— START INPUT DATA —
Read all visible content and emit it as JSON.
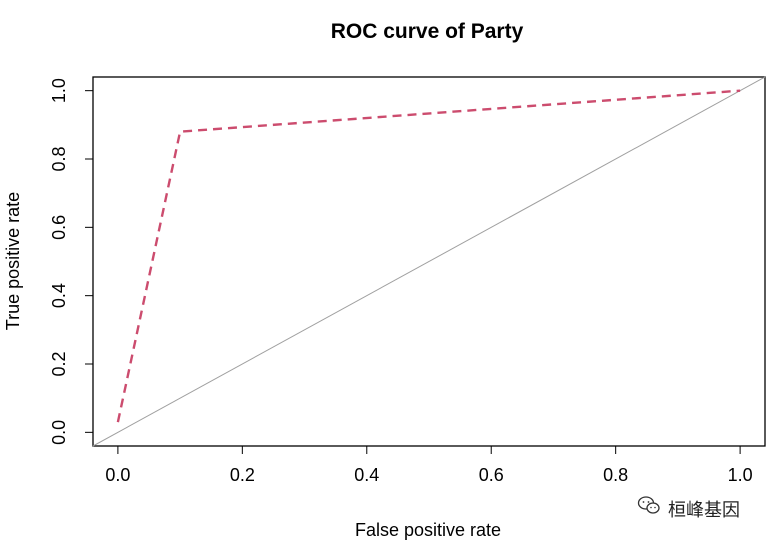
{
  "chart_data": {
    "type": "line",
    "title": "ROC curve of Party",
    "xlabel": "False positive rate",
    "ylabel": "True positive rate",
    "xlim": [
      -0.04,
      1.04
    ],
    "ylim": [
      -0.04,
      1.04
    ],
    "x_ticks": [
      "0.0",
      "0.2",
      "0.4",
      "0.6",
      "0.8",
      "1.0"
    ],
    "y_ticks": [
      "0.0",
      "0.2",
      "0.4",
      "0.6",
      "0.8",
      "1.0"
    ],
    "series": [
      {
        "color": "#cc4c6e",
        "style": "dashed",
        "x": [
          0.0,
          0.1,
          1.0
        ],
        "y": [
          0.03,
          0.88,
          1.0
        ]
      }
    ],
    "reference_line": {
      "color": "#a0a0a0",
      "x": [
        -0.04,
        1.04
      ],
      "y": [
        -0.04,
        1.04
      ]
    },
    "grid": false,
    "legend": "none"
  },
  "watermark": {
    "text": "桓峰基因",
    "icon": "wechat-icon"
  }
}
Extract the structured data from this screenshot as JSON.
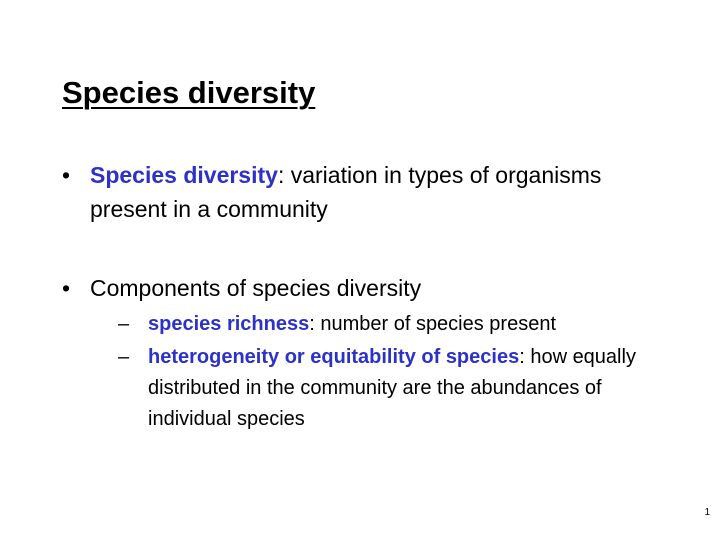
{
  "slide": {
    "title": "Species diversity",
    "bullets": [
      {
        "marker": "•",
        "term": "Species diversity",
        "text": ": variation in types of organisms present in a community"
      },
      {
        "marker": "•",
        "text": "Components of species diversity",
        "sub_bullets": [
          {
            "marker": "–",
            "term": "species richness",
            "text": ": number of species present"
          },
          {
            "marker": "–",
            "term": "heterogeneity or equitability of species",
            "text": ": how equally distributed in the community are the abundances of individual species"
          }
        ]
      }
    ],
    "page_number": "1"
  },
  "colors": {
    "term": "#2b31c9",
    "text": "#000000",
    "background": "#ffffff"
  }
}
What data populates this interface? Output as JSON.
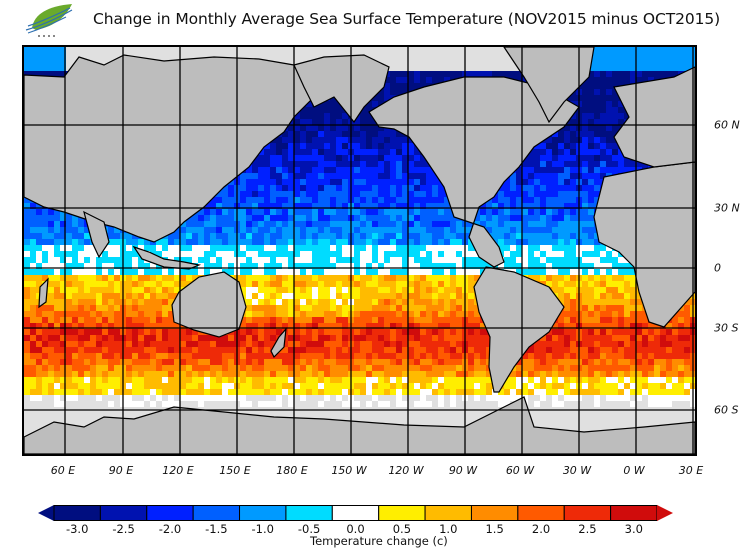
{
  "title": "Change in Monthly Average Sea Surface Temperature (NOV2015 minus OCT2015)",
  "logo": {
    "icon": "green-leaf-logo-icon"
  },
  "map": {
    "projection": "cylindrical",
    "lon_labels": [
      "60 E",
      "90 E",
      "120 E",
      "150 E",
      "180 E",
      "150 W",
      "120 W",
      "90 W",
      "60 W",
      "30 W",
      "0 W",
      "30 E"
    ],
    "lat_labels": [
      "60 N",
      "30 N",
      "0",
      "30 S",
      "60 S"
    ],
    "land_color": "#bdbdbd",
    "ice_color": "#e0e0e0",
    "summary": {
      "northern_hemisphere": "cooling (-0.5 to -3.0 c), strongest in North Pacific and North Atlantic",
      "southern_hemisphere": "warming (+0.5 to +3.0 c), strongest band near 30-40 S and Indonesian seas",
      "high_latitudes": "no data / sea ice"
    }
  },
  "colorbar": {
    "title": "Temperature change  (c)",
    "ticks": [
      "-3.0",
      "-2.5",
      "-2.0",
      "-1.5",
      "-1.0",
      "-0.5",
      "0.0",
      "0.5",
      "1.0",
      "1.5",
      "2.0",
      "2.5",
      "3.0"
    ],
    "colors": [
      "#000e80",
      "#0012b0",
      "#0020ff",
      "#0060ff",
      "#009aff",
      "#00dcff",
      "#ffffff",
      "#ffee00",
      "#ffbb00",
      "#ff8c00",
      "#ff5a00",
      "#ee2a08",
      "#d00c0c"
    ],
    "extend": "both"
  }
}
— END INPUT DATA —
GOAL: Every entry should be returned exactly as written, minus the pictures.

TASK RESPONSE:
Read all visible content and emit it as JSON.
{
  "chart_data": {
    "type": "line",
    "title": "ROC curve of Party",
    "xlabel": "False positive rate",
    "ylabel": "True positive rate",
    "xlim": [
      -0.04,
      1.04
    ],
    "ylim": [
      -0.04,
      1.04
    ],
    "x_ticks": [
      "0.0",
      "0.2",
      "0.4",
      "0.6",
      "0.8",
      "1.0"
    ],
    "y_ticks": [
      "0.0",
      "0.2",
      "0.4",
      "0.6",
      "0.8",
      "1.0"
    ],
    "series": [
      {
        "color": "#cc4c6e",
        "style": "dashed",
        "x": [
          0.0,
          0.1,
          1.0
        ],
        "y": [
          0.03,
          0.88,
          1.0
        ]
      }
    ],
    "reference_line": {
      "color": "#a0a0a0",
      "x": [
        -0.04,
        1.04
      ],
      "y": [
        -0.04,
        1.04
      ]
    },
    "grid": false,
    "legend": "none"
  },
  "watermark": {
    "text": "桓峰基因",
    "icon": "wechat-icon"
  }
}
Extract the structured data from this screenshot as JSON.
{
  "slide": {
    "title": "Species diversity",
    "bullets": [
      {
        "marker": "•",
        "term": "Species diversity",
        "text": ": variation in types of organisms present in a community"
      },
      {
        "marker": "•",
        "text": "Components of species diversity",
        "sub_bullets": [
          {
            "marker": "–",
            "term": "species richness",
            "text": ": number of species present"
          },
          {
            "marker": "–",
            "term": "heterogeneity or equitability of species",
            "text": ": how equally distributed in the community are the abundances of individual species"
          }
        ]
      }
    ],
    "page_number": "1"
  },
  "colors": {
    "term": "#2b31c9",
    "text": "#000000",
    "background": "#ffffff"
  }
}
What data populates this interface? Output as JSON.
{
  "title": "Change in Monthly Average Sea Surface Temperature (NOV2015 minus OCT2015)",
  "logo": {
    "icon": "green-leaf-logo-icon"
  },
  "map": {
    "projection": "cylindrical",
    "lon_labels": [
      "60 E",
      "90 E",
      "120 E",
      "150 E",
      "180 E",
      "150 W",
      "120 W",
      "90 W",
      "60 W",
      "30 W",
      "0 W",
      "30 E"
    ],
    "lat_labels": [
      "60 N",
      "30 N",
      "0",
      "30 S",
      "60 S"
    ],
    "land_color": "#bdbdbd",
    "ice_color": "#e0e0e0",
    "summary": {
      "northern_hemisphere": "cooling (-0.5 to -3.0 c), strongest in North Pacific and North Atlantic",
      "southern_hemisphere": "warming (+0.5 to +3.0 c), strongest band near 30-40 S and Indonesian seas",
      "high_latitudes": "no data / sea ice"
    }
  },
  "colorbar": {
    "title": "Temperature change  (c)",
    "ticks": [
      "-3.0",
      "-2.5",
      "-2.0",
      "-1.5",
      "-1.0",
      "-0.5",
      "0.0",
      "0.5",
      "1.0",
      "1.5",
      "2.0",
      "2.5",
      "3.0"
    ],
    "colors": [
      "#000e80",
      "#0012b0",
      "#0020ff",
      "#0060ff",
      "#009aff",
      "#00dcff",
      "#ffffff",
      "#ffee00",
      "#ffbb00",
      "#ff8c00",
      "#ff5a00",
      "#ee2a08",
      "#d00c0c"
    ],
    "extend": "both"
  }
}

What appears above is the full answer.